■ Vereiste opdracht 1 ■
Tel in de records de regels waarin de string "line" voorkomt. Geef uitsluitend dat aantal.

══ Aangeleverde passage ══

De waaier van ‘philosophische’ reacties der physici op de activiteit der irrationalisten omvat als extreme standpunten het critiekloos accepteren van zekere irrationele stellingen en aan de andere kant het actief bestrijden ervan op een bepaalde ‘wijsgerige’ manier. Zij, die het eerste standpunt innamen, probeerden een compromis te vinden met het heersende irrationalisme, wat leidde tot resignatie of ideologische geborgenheid: ik noem hen de aanhangers van de ‘zachte philosophie’. Aan het andere uiteinde vinden we hen die zagen dat de philosophische ontwikkeling steeds achteraan kwam, en vaak remmend werkte op de ontwikkeling der wetenschap; zij werden adepten van logistische en empiristische disciplines, die ik als ‘harde philosophie’ wil kenschetsen. Hiertussen bevinden zich proselyten van allerlei levensbeschouwingen, politieke systemen en philosophieën.

═══

■ Vereiste opdracht 2 ■
Geef het stuk uit de passage over de reacties van physici op het irrationalisme ongewijzigd weer. Begin bij de woorden met "De waaier van" en stop na "systemen en philosophieën.".

══ Materiaal bij opdracht ══

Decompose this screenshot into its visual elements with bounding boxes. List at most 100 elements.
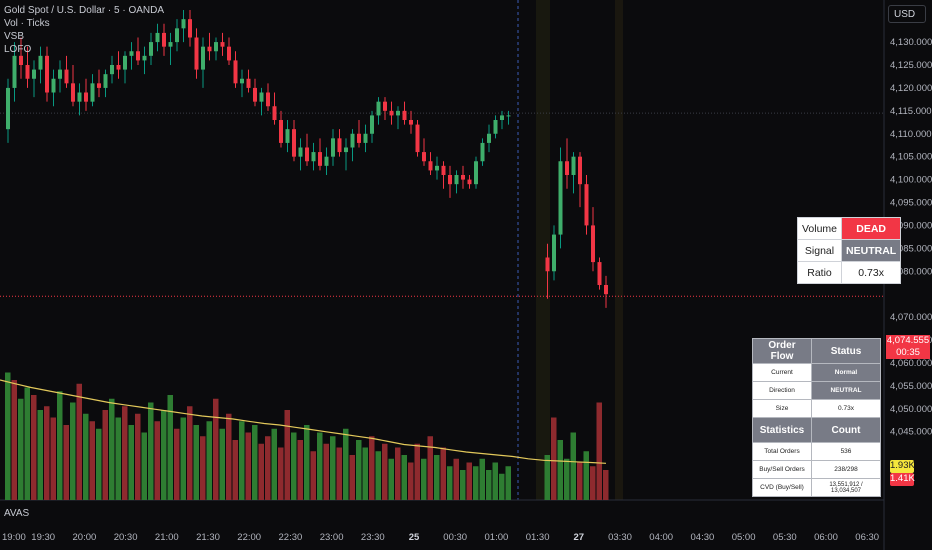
volume-bar [187,406,193,500]
row-label: Total Orders [752,442,812,461]
statistics-row: Buy/Sell Orders 238/298 [752,460,881,479]
volume-bar [414,443,420,500]
order-flow-row: Size 0.73x [752,399,881,418]
candle [448,165,452,198]
volume-bar [200,436,206,500]
price-tick-label: 4,130.000 [890,37,932,48]
candle [370,110,374,143]
volume-bar [18,398,24,500]
volume-bar [440,447,446,500]
candle [402,101,407,125]
candle [454,170,459,194]
candle [422,138,426,166]
volume-bar [226,413,232,500]
symbol-title[interactable]: Gold Spot / U.S. Dollar · 5 · OANDA [4,5,165,16]
current-price-tag: 4,074.555 00:35 [886,335,930,359]
candle [19,37,23,79]
candle [292,120,296,162]
volume-bar [590,466,596,500]
price-tick-label: 4,085.000 [890,243,932,254]
volume-pane-label[interactable]: AVAS [4,508,30,519]
candle [493,115,498,139]
volume-bar [603,470,609,500]
row-value: 13,551,912 / 13,034,507 [811,478,881,497]
volume-bar [460,470,466,500]
row-value: 238/298 [811,460,881,479]
candle [565,138,569,189]
volume-bar [76,383,82,500]
candle [64,55,69,88]
volume-bar [479,458,485,500]
indicator-vol-ticks[interactable]: Vol · Ticks [4,18,50,29]
price-tick-label: 4,045.000 [890,427,932,438]
order-flow-header-cell: Order Flow [752,338,812,364]
time-tick-label: 05:30 [773,532,797,543]
time-tick-label: 06:30 [855,532,879,543]
candle [97,69,101,98]
row-value: NEUTRAL [811,381,881,400]
time-tick-label: 04:00 [649,532,673,543]
candle [84,78,88,111]
candle [506,110,511,125]
candle [558,147,563,249]
volume-bar [323,443,329,500]
currency-button[interactable]: USD [888,5,926,23]
time-axis[interactable]: 19:00 19:30 20:00 20:30 21:00 21:30 22:00 22:30… [2,532,879,543]
volume-bar [265,436,271,500]
candle [389,101,394,125]
candle [240,69,244,98]
price-axis[interactable]: 4,130.000 4,125.000 4,120.000 4,115.000 4,11… [890,37,932,438]
time-tick-label: 20:30 [114,532,138,543]
volume-bar [258,443,264,500]
candle [357,120,361,148]
row-label: CVD (Buy/Sell) [752,478,812,497]
volume-moving-average [0,379,607,464]
indicator-vsb[interactable]: VSB [4,31,25,42]
time-tick-label: 19:00 [2,532,26,543]
session-highlights [536,0,623,500]
order-flow-header: Order Flow Status [752,338,881,364]
price-tick-label: 4,080.000 [890,266,932,277]
time-tick-label: 06:00 [814,532,838,543]
price-tick-label: 4,090.000 [890,220,932,231]
volume-bar [11,380,17,500]
volume-bar [180,417,186,500]
time-tick-label: 04:30 [691,532,715,543]
candle [32,60,36,98]
volume-bar [473,466,479,500]
volume-bar [421,458,427,500]
volume-bar [369,436,375,500]
volume-ma-line [0,379,607,464]
candle [487,124,491,153]
signal-row-ratio: Ratio 0.73x [796,261,902,284]
volume-bar [557,440,563,500]
candle [435,156,439,180]
time-tick-label: 00:30 [443,532,467,543]
candle [298,138,303,171]
volume-bar [213,398,219,500]
indicator-lofo[interactable]: LOFO [4,44,32,55]
row-label: Buy/Sell Orders [752,460,812,479]
candle [155,23,160,52]
volume-bar [135,413,141,500]
candle [350,129,355,162]
candle [58,60,62,93]
volume-bar [37,410,43,500]
volume-bar [252,425,258,500]
current-price-value: 4,074.555 [886,335,930,346]
candle [214,37,218,61]
signal-row-volume: Volume DEAD [796,217,902,240]
volume-bar [356,440,362,500]
candle [90,74,95,107]
highlight-column [615,0,623,500]
volume-bar [408,462,414,500]
price-tick-label: 4,115.000 [890,106,932,117]
time-tick-label: 01:30 [526,532,550,543]
signal-status-badge: NEUTRAL [841,239,902,262]
volume-bar [375,451,381,500]
candle [110,55,114,84]
candle [285,120,290,153]
candle [272,92,277,125]
candle [142,46,147,75]
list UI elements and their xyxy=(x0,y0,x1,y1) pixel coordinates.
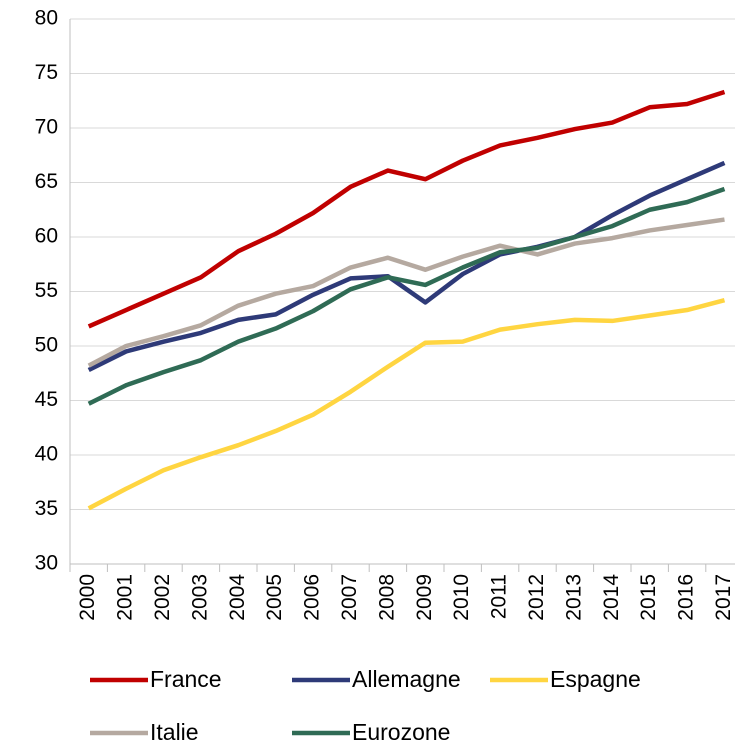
x-tick-label: 2004 xyxy=(226,574,249,621)
x-tick-label: 2017 xyxy=(712,574,735,621)
series-line xyxy=(87,89,726,329)
y-tick-label: 35 xyxy=(35,497,58,520)
y-tick-label: 60 xyxy=(35,225,58,248)
x-tick-label: 2015 xyxy=(637,574,660,621)
y-tick-label: 70 xyxy=(35,116,58,139)
series-line xyxy=(87,298,726,511)
x-tick-label: 2005 xyxy=(263,574,286,621)
y-tick-label: 65 xyxy=(35,170,58,193)
y-tick-label: 50 xyxy=(35,334,58,357)
legend-label: France xyxy=(150,666,222,692)
x-tick-label: 2000 xyxy=(76,574,99,621)
y-tick-label: 40 xyxy=(35,443,58,466)
x-tick-label: 2014 xyxy=(600,574,623,621)
x-tick-label: 2003 xyxy=(188,574,211,621)
y-tick-label: 55 xyxy=(35,279,58,302)
legend-label: Espagne xyxy=(550,666,641,692)
x-tick-label: 2009 xyxy=(413,574,436,621)
x-tick-label: 2007 xyxy=(338,574,361,621)
x-tick-label: 2010 xyxy=(450,574,473,621)
x-tick-label: 2011 xyxy=(488,574,511,619)
x-tick-label: 2012 xyxy=(525,574,548,621)
y-tick-label: 75 xyxy=(35,61,58,84)
x-tick-label: 2013 xyxy=(562,574,585,621)
legend-label: Eurozone xyxy=(352,719,450,745)
series-line xyxy=(87,217,725,368)
y-tick-label: 30 xyxy=(35,552,58,575)
x-tick-label: 2008 xyxy=(375,574,398,621)
x-tick-label: 2001 xyxy=(114,574,137,621)
x-tick-label: 2016 xyxy=(675,574,698,621)
series-line xyxy=(87,160,726,372)
legend-label: Italie xyxy=(150,719,199,745)
y-tick-label: 80 xyxy=(35,7,58,30)
legend-label: Allemagne xyxy=(352,666,461,692)
x-tick-label: 2006 xyxy=(301,574,324,621)
series-line xyxy=(87,186,726,406)
y-tick-label: 45 xyxy=(35,388,58,411)
x-tick-label: 2002 xyxy=(151,574,174,621)
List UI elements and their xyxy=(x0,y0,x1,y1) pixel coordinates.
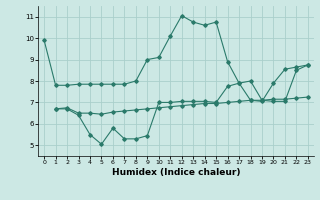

═══

■ Antwoord 1 ■
6

■ Antwoord 2 ■
De waaier van ‘philosophische’ reacties der physici op de activiteit der irrationalisten omvat als extreme standpunten het critiekloos accepteren van zekere irrationele stellingen en aan de andere kant het actief bestrijden ervan op een bepaalde ‘wijsgerige’ manier. Zij, die het eerste standpunt innamen, probeerden een compromis te vinden met het heersende irrationalisme, wat leidde tot resignatie of ideologische geborgenheid: ik noem hen de aanhangers van de ‘zachte philosophie’. Aan het andere uiteinde vinden we hen die zagen dat de philosophische ontwikkeling steeds achteraan kwam, en vaak remmend werkte op de ontwikkeling der wetenschap; zij werden adepten van logistische en empiristische disciplines, die ik als ‘harde philosophie’ wil kenschetsen. Hiertussen bevinden zich proselyten van allerlei levensbeschouwingen, politieke systemen en philosophieën.